> _EXERCISE_
Return the complete listing that follows, with each line reproduced exactly.

↓↓↓

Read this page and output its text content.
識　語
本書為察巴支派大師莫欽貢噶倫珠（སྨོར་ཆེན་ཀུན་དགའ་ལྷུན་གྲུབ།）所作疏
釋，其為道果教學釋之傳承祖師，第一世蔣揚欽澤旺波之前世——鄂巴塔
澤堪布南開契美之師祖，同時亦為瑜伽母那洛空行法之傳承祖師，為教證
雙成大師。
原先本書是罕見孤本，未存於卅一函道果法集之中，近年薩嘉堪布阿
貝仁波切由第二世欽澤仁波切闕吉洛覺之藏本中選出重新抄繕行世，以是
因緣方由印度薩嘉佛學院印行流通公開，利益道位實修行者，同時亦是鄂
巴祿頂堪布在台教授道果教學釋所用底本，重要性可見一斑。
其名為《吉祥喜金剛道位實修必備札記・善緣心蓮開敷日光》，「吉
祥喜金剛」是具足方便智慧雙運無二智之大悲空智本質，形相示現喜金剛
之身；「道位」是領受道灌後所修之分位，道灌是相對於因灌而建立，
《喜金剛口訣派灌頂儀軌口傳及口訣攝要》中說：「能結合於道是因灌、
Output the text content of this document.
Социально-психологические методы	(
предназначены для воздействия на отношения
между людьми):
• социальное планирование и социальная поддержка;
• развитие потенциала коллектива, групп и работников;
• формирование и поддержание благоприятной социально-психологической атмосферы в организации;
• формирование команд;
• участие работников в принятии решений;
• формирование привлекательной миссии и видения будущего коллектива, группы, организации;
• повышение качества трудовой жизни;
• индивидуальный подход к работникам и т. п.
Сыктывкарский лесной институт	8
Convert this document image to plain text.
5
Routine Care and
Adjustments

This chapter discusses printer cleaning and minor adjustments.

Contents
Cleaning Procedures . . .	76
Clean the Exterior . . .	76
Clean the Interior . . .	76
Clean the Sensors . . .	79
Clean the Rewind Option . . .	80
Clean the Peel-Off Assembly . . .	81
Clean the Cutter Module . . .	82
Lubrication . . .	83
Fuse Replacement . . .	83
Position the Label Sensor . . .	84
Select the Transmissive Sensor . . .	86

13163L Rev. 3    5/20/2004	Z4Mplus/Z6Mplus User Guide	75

↑↑↑

> _WRITTEN RESPONSE_
Read this page and output its text content.
識　語
本書為察巴支派大師莫欽貢噶倫珠（སྨོར་ཆེན་ཀུན་དགའ་ལྷུན་གྲུབ།）所作疏
釋，其為道果教學釋之傳承祖師，第一世蔣揚欽澤旺波之前世——鄂巴塔
澤堪布南開契美之師祖，同時亦為瑜伽母那洛空行法之傳承祖師，為教證
雙成大師。
原先本書是罕見孤本，未存於卅一函道果法集之中，近年薩嘉堪布阿
貝仁波切由第二世欽澤仁波切闕吉洛覺之藏本中選出重新抄繕行世，以是
因緣方由印度薩嘉佛學院印行流通公開，利益道位實修行者，同時亦是鄂
巴祿頂堪布在台教授道果教學釋所用底本，重要性可見一斑。
其名為《吉祥喜金剛道位實修必備札記・善緣心蓮開敷日光》，「吉
祥喜金剛」是具足方便智慧雙運無二智之大悲空智本質，形相示現喜金剛
之身；「道位」是領受道灌後所修之分位，道灌是相對於因灌而建立，
《喜金剛口訣派灌頂儀軌口傳及口訣攝要》中說：「能結合於道是因灌、
Output the text content of this document.
Социально-психологические методы	(
предназначены для воздействия на отношения
между людьми):
• социальное планирование и социальная поддержка;
• развитие потенциала коллектива, групп и работников;
• формирование и поддержание благоприятной социально-психологической атмосферы в организации;
• формирование команд;
• участие работников в принятии решений;
• формирование привлекательной миссии и видения будущего коллектива, группы, организации;
• повышение качества трудовой жизни;
• индивидуальный подход к работникам и т. п.
Сыктывкарский лесной институт	8
Convert this document image to plain text.
5
Routine Care and
Adjustments

This chapter discusses printer cleaning and minor adjustments.

Contents
Cleaning Procedures . . .	76
Clean the Exterior . . .	76
Clean the Interior . . .	76
Clean the Sensors . . .	79
Clean the Rewind Option . . .	80
Clean the Peel-Off Assembly . . .	81
Clean the Cutter Module . . .	82
Lubrication . . .	83
Fuse Replacement . . .	83
Position the Label Sensor . . .	84
Select the Transmissive Sensor . . .	86

13163L Rev. 3    5/20/2004	Z4Mplus/Z6Mplus User Guide	75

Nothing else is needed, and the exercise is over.